Quote the whole listing verbatim.

Records for this task ▸
begin

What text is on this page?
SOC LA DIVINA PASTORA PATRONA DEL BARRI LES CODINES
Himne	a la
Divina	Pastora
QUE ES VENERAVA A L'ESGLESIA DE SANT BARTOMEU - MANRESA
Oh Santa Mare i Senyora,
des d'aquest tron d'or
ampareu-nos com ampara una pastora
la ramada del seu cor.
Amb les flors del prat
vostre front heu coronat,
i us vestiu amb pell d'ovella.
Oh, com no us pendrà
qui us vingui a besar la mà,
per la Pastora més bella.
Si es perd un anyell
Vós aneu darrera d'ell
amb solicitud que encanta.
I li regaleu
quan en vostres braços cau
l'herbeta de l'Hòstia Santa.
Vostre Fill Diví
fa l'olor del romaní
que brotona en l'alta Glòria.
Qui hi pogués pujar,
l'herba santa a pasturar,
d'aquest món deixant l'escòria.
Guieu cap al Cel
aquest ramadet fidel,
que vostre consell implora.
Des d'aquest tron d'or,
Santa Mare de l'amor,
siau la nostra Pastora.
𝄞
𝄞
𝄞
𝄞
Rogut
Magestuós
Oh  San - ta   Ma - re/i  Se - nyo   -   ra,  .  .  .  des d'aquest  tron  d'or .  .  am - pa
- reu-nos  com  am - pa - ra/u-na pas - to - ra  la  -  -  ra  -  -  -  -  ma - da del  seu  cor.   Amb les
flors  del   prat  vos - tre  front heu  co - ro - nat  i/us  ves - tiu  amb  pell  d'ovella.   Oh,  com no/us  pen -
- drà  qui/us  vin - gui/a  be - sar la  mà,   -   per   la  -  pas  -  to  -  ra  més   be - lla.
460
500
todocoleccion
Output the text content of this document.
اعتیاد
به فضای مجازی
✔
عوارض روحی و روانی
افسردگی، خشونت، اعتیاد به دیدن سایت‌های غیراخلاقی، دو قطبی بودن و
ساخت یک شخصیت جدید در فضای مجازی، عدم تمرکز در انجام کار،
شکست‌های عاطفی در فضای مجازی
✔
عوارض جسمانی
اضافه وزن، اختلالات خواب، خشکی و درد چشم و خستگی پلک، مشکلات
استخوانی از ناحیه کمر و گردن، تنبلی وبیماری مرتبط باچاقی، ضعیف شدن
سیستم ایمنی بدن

end

Response to the task ▸
What text is on this page?
SOC LA DIVINA PASTORA PATRONA DEL BARRI LES CODINES
Himne	a la
Divina	Pastora
QUE ES VENERAVA A L'ESGLESIA DE SANT BARTOMEU - MANRESA
Oh Santa Mare i Senyora,
des d'aquest tron d'or
ampareu-nos com ampara una pastora
la ramada del seu cor.
Amb les flors del prat
vostre front heu coronat,
i us vestiu amb pell d'ovella.
Oh, com no us pendrà
qui us vingui a besar la mà,
per la Pastora més bella.
Si es perd un anyell
Vós aneu darrera d'ell
amb solicitud que encanta.
I li regaleu
quan en vostres braços cau
l'herbeta de l'Hòstia Santa.
Vostre Fill Diví
fa l'olor del romaní
que brotona en l'alta Glòria.
Qui hi pogués pujar,
l'herba santa a pasturar,
d'aquest món deixant l'escòria.
Guieu cap al Cel
aquest ramadet fidel,
que vostre consell implora.
Des d'aquest tron d'or,
Santa Mare de l'amor,
siau la nostra Pastora.
𝄞
𝄞
𝄞
𝄞
Rogut
Magestuós
Oh  San - ta   Ma - re/i  Se - nyo   -   ra,  .  .  .  des d'aquest  tron  d'or .  .  am - pa
- reu-nos  com  am - pa - ra/u-na pas - to - ra  la  -  -  ra  -  -  -  -  ma - da del  seu  cor.   Amb les
flors  del   prat  vos - tre  front heu  co - ro - nat  i/us  ves - tiu  amb  pell  d'ovella.   Oh,  com no/us  pen -
- drà  qui/us  vin - gui/a  be - sar la  mà,   -   per   la  -  pas  -  to  -  ra  més   be - lla.
460
500
todocoleccion
Output the text content of this document.
اعتیاد
به فضای مجازی
✔
عوارض روحی و روانی
افسردگی، خشونت، اعتیاد به دیدن سایت‌های غیراخلاقی، دو قطبی بودن و
ساخت یک شخصیت جدید در فضای مجازی، عدم تمرکز در انجام کار،
شکست‌های عاطفی در فضای مجازی
✔
عوارض جسمانی
اضافه وزن، اختلالات خواب، خشکی و درد چشم و خستگی پلک، مشکلات
استخوانی از ناحیه کمر و گردن، تنبلی وبیماری مرتبط باچاقی، ضعیف شدن
سیستم ایمنی بدن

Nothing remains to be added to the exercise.